Exercise brief >> State how many lines contain the string "signature", and write nothing else.

Given data >>
----------------
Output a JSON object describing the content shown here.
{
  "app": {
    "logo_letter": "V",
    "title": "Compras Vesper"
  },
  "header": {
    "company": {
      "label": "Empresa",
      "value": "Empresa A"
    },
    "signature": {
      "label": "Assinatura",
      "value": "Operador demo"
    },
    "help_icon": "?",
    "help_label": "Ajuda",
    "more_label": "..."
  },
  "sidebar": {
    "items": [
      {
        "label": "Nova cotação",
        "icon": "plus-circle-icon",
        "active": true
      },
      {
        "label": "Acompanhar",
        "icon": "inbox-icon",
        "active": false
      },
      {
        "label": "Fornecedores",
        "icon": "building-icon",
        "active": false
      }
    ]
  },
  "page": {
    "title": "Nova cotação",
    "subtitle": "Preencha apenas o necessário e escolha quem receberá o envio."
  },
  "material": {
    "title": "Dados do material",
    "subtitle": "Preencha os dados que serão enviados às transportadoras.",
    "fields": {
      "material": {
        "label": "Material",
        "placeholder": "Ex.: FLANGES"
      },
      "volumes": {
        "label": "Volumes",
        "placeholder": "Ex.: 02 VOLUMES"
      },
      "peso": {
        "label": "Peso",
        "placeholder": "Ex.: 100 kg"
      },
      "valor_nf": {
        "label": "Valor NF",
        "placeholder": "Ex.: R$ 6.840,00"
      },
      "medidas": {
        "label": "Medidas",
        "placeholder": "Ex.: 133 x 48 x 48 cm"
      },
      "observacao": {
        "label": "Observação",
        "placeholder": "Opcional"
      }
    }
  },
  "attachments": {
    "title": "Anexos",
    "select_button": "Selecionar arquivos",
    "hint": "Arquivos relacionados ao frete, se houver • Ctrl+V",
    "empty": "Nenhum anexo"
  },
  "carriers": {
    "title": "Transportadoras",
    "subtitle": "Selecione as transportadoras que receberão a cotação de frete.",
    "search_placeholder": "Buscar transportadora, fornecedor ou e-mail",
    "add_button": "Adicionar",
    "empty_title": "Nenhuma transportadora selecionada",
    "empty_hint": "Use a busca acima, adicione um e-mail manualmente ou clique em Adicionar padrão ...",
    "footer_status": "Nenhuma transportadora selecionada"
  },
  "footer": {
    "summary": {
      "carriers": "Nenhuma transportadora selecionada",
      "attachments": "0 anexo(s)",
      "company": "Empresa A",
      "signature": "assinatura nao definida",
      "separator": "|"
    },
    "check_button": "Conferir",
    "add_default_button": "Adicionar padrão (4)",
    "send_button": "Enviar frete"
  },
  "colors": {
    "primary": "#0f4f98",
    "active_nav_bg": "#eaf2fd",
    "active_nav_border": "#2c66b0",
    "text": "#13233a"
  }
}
----------------
Exercise solution >> 2